┌────────

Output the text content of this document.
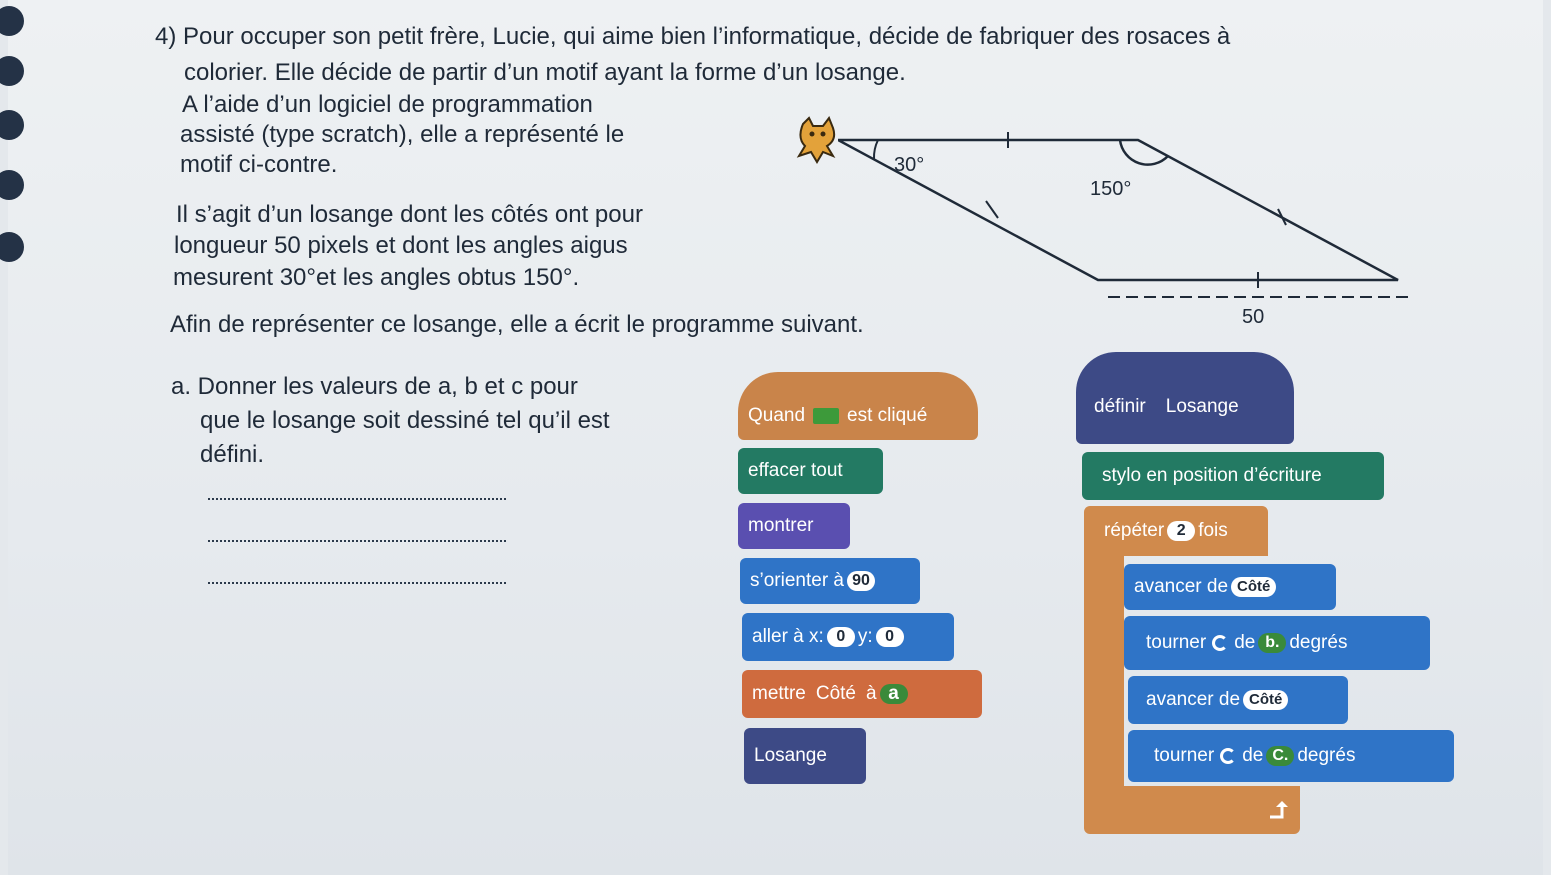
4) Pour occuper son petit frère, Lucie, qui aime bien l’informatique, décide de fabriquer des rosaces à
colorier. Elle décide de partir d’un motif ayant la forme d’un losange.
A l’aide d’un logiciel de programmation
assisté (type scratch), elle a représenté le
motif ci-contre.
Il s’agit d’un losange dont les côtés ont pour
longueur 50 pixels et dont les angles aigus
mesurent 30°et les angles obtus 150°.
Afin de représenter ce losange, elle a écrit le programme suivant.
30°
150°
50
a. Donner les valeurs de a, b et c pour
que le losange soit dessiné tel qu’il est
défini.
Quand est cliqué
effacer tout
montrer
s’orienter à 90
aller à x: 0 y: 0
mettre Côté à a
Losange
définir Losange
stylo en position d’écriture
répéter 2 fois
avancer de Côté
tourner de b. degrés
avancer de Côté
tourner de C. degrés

└────────
┌────────

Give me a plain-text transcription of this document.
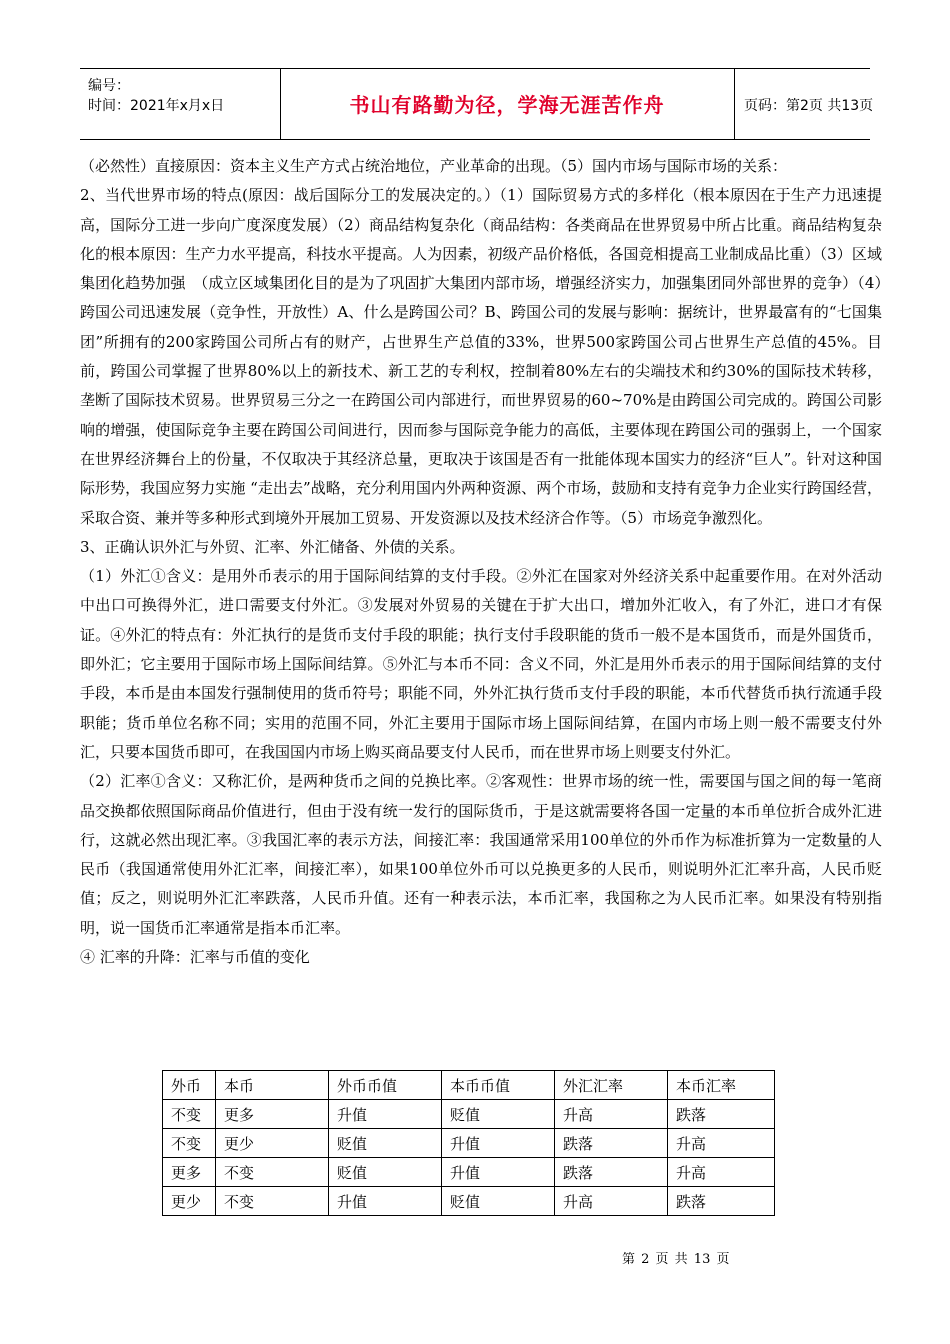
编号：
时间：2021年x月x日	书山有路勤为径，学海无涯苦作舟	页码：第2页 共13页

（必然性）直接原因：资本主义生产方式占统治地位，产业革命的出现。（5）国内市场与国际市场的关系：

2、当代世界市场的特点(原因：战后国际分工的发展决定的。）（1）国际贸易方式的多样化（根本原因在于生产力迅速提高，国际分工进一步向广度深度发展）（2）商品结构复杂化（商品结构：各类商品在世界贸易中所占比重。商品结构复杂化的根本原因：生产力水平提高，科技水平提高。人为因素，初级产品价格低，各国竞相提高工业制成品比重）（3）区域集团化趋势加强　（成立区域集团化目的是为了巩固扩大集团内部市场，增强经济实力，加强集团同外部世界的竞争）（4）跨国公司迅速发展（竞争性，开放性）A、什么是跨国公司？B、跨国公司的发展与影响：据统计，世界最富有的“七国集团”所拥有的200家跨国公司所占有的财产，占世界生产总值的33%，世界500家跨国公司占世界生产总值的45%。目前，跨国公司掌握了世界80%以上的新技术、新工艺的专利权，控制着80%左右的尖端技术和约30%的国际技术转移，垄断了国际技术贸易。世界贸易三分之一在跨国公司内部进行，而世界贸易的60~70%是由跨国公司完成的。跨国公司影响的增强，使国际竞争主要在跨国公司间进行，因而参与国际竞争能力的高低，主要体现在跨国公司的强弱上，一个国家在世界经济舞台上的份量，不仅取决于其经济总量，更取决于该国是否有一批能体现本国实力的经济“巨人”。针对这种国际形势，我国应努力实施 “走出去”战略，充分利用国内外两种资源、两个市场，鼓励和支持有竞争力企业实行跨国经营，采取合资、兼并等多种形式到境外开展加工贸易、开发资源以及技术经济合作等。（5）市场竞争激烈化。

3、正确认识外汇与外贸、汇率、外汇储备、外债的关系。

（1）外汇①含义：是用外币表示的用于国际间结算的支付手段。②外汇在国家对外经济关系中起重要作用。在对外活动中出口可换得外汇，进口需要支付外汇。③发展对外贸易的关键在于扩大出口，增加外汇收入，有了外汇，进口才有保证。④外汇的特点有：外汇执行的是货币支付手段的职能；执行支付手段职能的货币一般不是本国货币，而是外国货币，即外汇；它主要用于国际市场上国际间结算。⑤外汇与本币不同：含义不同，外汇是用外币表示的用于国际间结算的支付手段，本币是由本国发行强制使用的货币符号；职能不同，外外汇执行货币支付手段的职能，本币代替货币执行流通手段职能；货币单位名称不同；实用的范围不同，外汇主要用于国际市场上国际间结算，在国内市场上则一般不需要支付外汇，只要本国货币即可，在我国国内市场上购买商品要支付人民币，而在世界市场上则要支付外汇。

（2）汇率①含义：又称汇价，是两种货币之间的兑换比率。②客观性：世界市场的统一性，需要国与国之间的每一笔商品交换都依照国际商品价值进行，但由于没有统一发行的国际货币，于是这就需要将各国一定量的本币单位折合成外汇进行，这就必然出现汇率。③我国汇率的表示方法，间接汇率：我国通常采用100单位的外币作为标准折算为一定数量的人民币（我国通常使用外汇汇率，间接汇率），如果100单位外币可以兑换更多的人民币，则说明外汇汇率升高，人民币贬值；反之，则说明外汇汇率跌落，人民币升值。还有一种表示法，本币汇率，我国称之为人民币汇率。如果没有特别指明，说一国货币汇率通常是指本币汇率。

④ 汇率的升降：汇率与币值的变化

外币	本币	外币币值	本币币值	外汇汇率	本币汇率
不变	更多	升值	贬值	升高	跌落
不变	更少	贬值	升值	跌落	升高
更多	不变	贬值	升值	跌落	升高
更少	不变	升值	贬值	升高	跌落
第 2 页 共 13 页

└────────

== Exercise description ==
State how many lines hold the word "text". The number is the whole answer.

== Result ==
2